Task objective:
Your task is to gather the lines below that hold the string "双方一致同意".

Extracted records:
.....

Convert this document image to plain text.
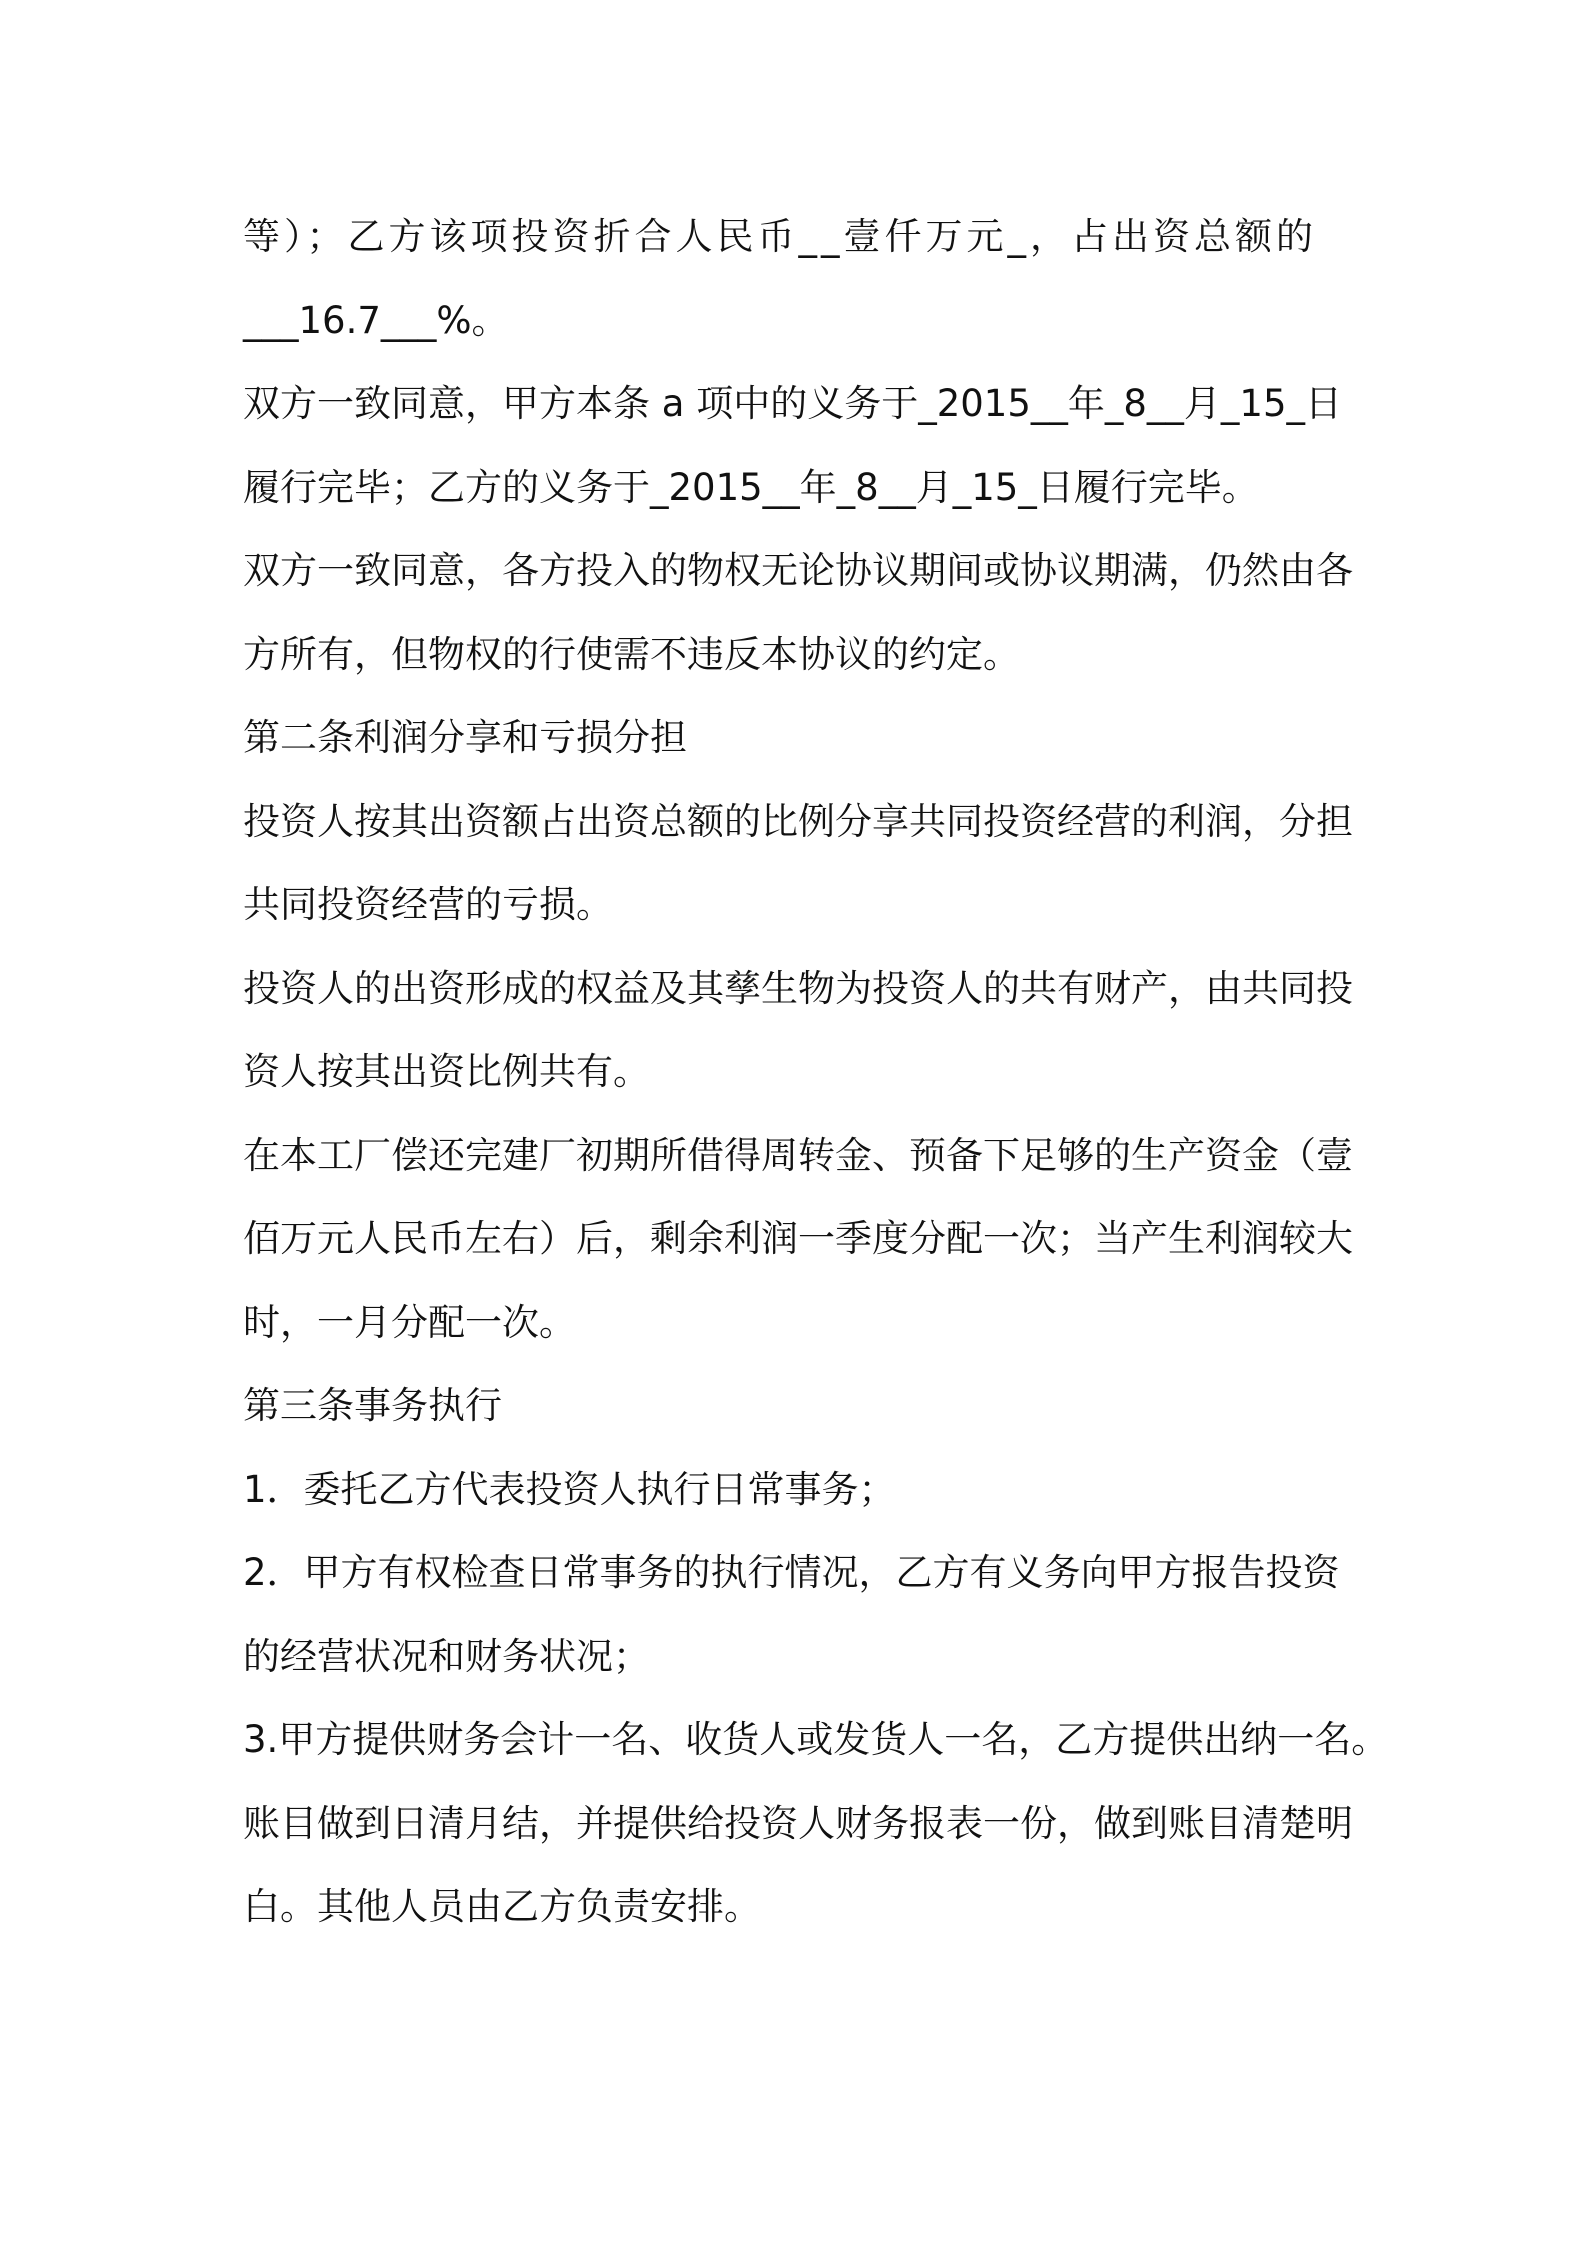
等）；乙方该项投资折合人民币__壹仟万元_，占出资总额的

___16.7___%。

双方一致同意，甲方本条 a 项中的义务于_2015__年_8__月_15_日

履行完毕；乙方的义务于_2015__年_8__月_15_日履行完毕。

双方一致同意，各方投入的物权无论协议期间或协议期满，仍然由各

方所有，但物权的行使需不违反本协议的约定。

第二条利润分享和亏损分担

投资人按其出资额占出资总额的比例分享共同投资经营的利润，分担

共同投资经营的亏损。

投资人的出资形成的权益及其孳生物为投资人的共有财产，由共同投

资人按其出资比例共有。

在本工厂偿还完建厂初期所借得周转金、预备下足够的生产资金（壹

佰万元人民币左右）后，剩余利润一季度分配一次；当产生利润较大

时，一月分配一次。

第三条事务执行

1．委托乙方代表投资人执行日常事务；

2．甲方有权检查日常事务的执行情况，乙方有义务向甲方报告投资

的经营状况和财务状况；

3.甲方提供财务会计一名、收货人或发货人一名，乙方提供出纳一名。

账目做到日清月结，并提供给投资人财务报表一份，做到账目清楚明

白。其他人员由乙方负责安排。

.....

Task solution:
双方一致同意，甲方本条 a 项中的义务于_2015__年_8__月_15_日
双方一致同意，各方投入的物权无论协议期间或协议期满，仍然由各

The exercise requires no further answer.